• [Work instructions]
Where a line in the listing below contains the word "color", copy that line.

═══ Data supplied ═══

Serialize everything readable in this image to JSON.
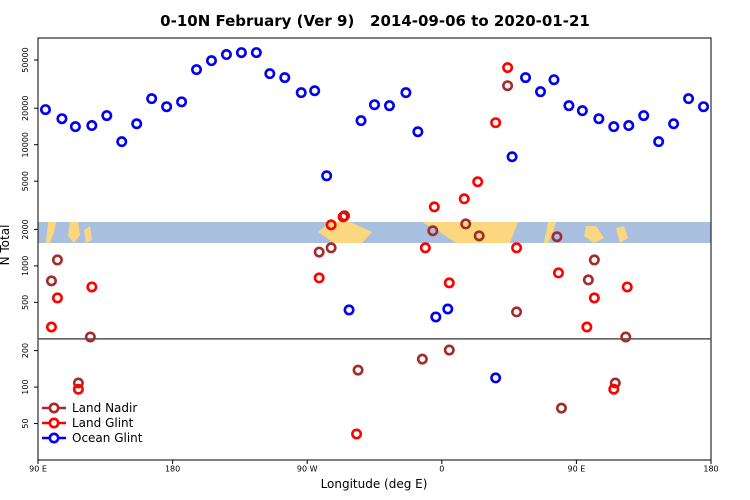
{
  "chart_data": {
    "type": "scatter",
    "title": "0-10N February (Ver 9)   2014-09-06 to 2020-01-21",
    "x_label": "Longitude (deg E)",
    "y_label": "N Total",
    "xlim": [
      90,
      540
    ],
    "ylim": [
      25,
      76000
    ],
    "log_y": true,
    "xticks": [
      {
        "value": 90,
        "label": "90 E"
      },
      180,
      {
        "value": 270,
        "label": "90 W"
      },
      {
        "value": 360,
        "label": "0"
      },
      {
        "value": 450,
        "label": "90 E"
      },
      {
        "value": 540,
        "label": "180"
      }
    ],
    "yticks": [
      50,
      100,
      200,
      500,
      1000,
      2000,
      5000,
      10000,
      20000,
      50000
    ],
    "hline": 250,
    "legend": "lower left",
    "series": [
      {
        "name": "Land Nadir",
        "color": "#a52a2a",
        "x": [
          99,
          103,
          117,
          125,
          278,
          286,
          295,
          304,
          347,
          354,
          365,
          376,
          385,
          404,
          410,
          437,
          440,
          458,
          462,
          476,
          483
        ],
        "values": [
          752,
          1120,
          108,
          259,
          1300,
          1410,
          2590,
          138,
          170,
          1950,
          202,
          2220,
          1770,
          30700,
          417,
          1740,
          67,
          766,
          1120,
          108,
          259
        ]
      },
      {
        "name": "Land Glint",
        "color": "#ff0000",
        "x": [
          99,
          103,
          117,
          126,
          278,
          286,
          294,
          303,
          349,
          355,
          365,
          375,
          384,
          396,
          404,
          410,
          438,
          457,
          462,
          475,
          484
        ],
        "values": [
          313,
          544,
          96,
          670,
          796,
          2180,
          2540,
          41,
          1410,
          3070,
          724,
          3580,
          4950,
          15200,
          43300,
          1410,
          875,
          313,
          544,
          96,
          670
        ]
      },
      {
        "name": "Ocean Glint",
        "color": "#0000ee",
        "x": [
          95,
          106,
          115,
          126,
          136,
          146,
          156,
          166,
          176,
          186,
          196,
          206,
          216,
          226,
          236,
          245,
          255,
          266,
          275,
          283,
          298,
          306,
          315,
          325,
          336,
          344,
          356,
          364,
          396,
          407,
          416,
          426,
          435,
          445,
          454,
          465,
          475,
          485,
          495,
          505,
          515,
          525,
          535
        ],
        "values": [
          19500,
          16400,
          14100,
          14400,
          17400,
          10600,
          14900,
          24000,
          20600,
          22600,
          41700,
          49400,
          55500,
          57600,
          57600,
          38600,
          35800,
          26900,
          27900,
          5540,
          433,
          15800,
          21400,
          21000,
          26900,
          12800,
          379,
          441,
          119,
          7960,
          35800,
          27400,
          34400,
          21000,
          19100,
          16400,
          14100,
          14400,
          17400,
          10600,
          14900,
          24000,
          20600
        ]
      }
    ]
  }
}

═══

• [Right answer]
        "color": "#a52a2a",
        "color": "#ff0000",
        "color": "#0000ee",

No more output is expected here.